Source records

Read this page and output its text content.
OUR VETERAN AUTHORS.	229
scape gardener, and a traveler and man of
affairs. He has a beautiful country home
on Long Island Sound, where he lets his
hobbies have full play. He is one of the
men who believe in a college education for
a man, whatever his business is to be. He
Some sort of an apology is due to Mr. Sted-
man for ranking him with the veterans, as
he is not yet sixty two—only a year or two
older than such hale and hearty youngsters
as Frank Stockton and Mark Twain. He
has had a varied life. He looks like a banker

The exercise |
Repeat the data precisely, line by line.

Solution below |
Read this page and output its text content.
OUR VETERAN AUTHORS.	229
scape gardener, and a traveler and man of
affairs. He has a beautiful country home
on Long Island Sound, where he lets his
hobbies have full play. He is one of the
men who believe in a college education for
a man, whatever his business is to be. He
Some sort of an apology is due to Mr. Sted-
man for ranking him with the veterans, as
he is not yet sixty two—only a year or two
older than such hale and hearty youngsters
as Frank Stockton and Mark Twain. He
has had a varied life. He looks like a banker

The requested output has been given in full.